- **Exercise goal**: Leaving out the pictures, transcribe all of the records faithfully.

- **Provided entries**:
————
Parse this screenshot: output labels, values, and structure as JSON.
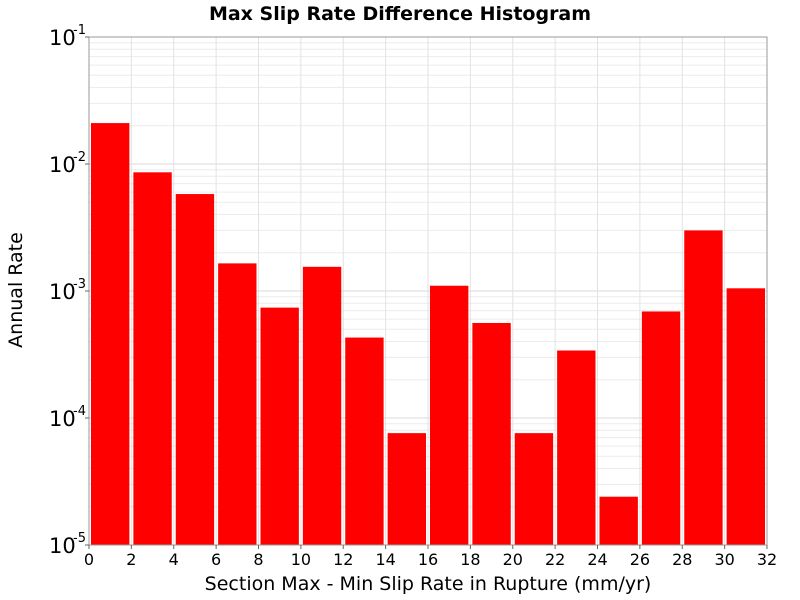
{
  "chart_data": {
    "type": "bar",
    "title": "Max Slip Rate Difference Histogram",
    "xlabel": "Section Max - Min Slip Rate in Rupture (mm/yr)",
    "ylabel": "Annual Rate",
    "y_scale": "log",
    "ylim": [
      1e-05,
      0.1
    ],
    "xlim": [
      0,
      32
    ],
    "bin_width": 2,
    "bin_starts": [
      0,
      2,
      4,
      6,
      8,
      10,
      12,
      14,
      16,
      18,
      20,
      22,
      24,
      26,
      28,
      30
    ],
    "values": [
      0.021,
      0.0086,
      0.0058,
      0.00165,
      0.00074,
      0.00155,
      0.00043,
      7.6e-05,
      0.0011,
      0.00056,
      7.6e-05,
      0.00034,
      2.4e-05,
      0.00069,
      0.003,
      0.00105
    ],
    "bar_color": "#ff0000",
    "x_ticks": [
      "0",
      "2",
      "4",
      "6",
      "8",
      "10",
      "12",
      "14",
      "16",
      "18",
      "20",
      "22",
      "24",
      "26",
      "28",
      "30",
      "32"
    ],
    "y_ticks": [
      {
        "base": "10",
        "exp": "-5"
      },
      {
        "base": "10",
        "exp": "-4"
      },
      {
        "base": "10",
        "exp": "-3"
      },
      {
        "base": "10",
        "exp": "-2"
      },
      {
        "base": "10",
        "exp": "-1"
      }
    ],
    "grid": true,
    "legend": "none"
  }
}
————
- **Answer**:
Parse this screenshot: output labels, values, and structure as JSON.
{
  "chart_data": {
    "type": "bar",
    "title": "Max Slip Rate Difference Histogram",
    "xlabel": "Section Max - Min Slip Rate in Rupture (mm/yr)",
    "ylabel": "Annual Rate",
    "y_scale": "log",
    "ylim": [
      1e-05,
      0.1
    ],
    "xlim": [
      0,
      32
    ],
    "bin_width": 2,
    "bin_starts": [
      0,
      2,
      4,
      6,
      8,
      10,
      12,
      14,
      16,
      18,
      20,
      22,
      24,
      26,
      28,
      30
    ],
    "values": [
      0.021,
      0.0086,
      0.0058,
      0.00165,
      0.00074,
      0.00155,
      0.00043,
      7.6e-05,
      0.0011,
      0.00056,
      7.6e-05,
      0.00034,
      2.4e-05,
      0.00069,
      0.003,
      0.00105
    ],
    "bar_color": "#ff0000",
    "x_ticks": [
      "0",
      "2",
      "4",
      "6",
      "8",
      "10",
      "12",
      "14",
      "16",
      "18",
      "20",
      "22",
      "24",
      "26",
      "28",
      "30",
      "32"
    ],
    "y_ticks": [
      {
        "base": "10",
        "exp": "-5"
      },
      {
        "base": "10",
        "exp": "-4"
      },
      {
        "base": "10",
        "exp": "-3"
      },
      {
        "base": "10",
        "exp": "-2"
      },
      {
        "base": "10",
        "exp": "-1"
      }
    ],
    "grid": true,
    "legend": "none"
  }
}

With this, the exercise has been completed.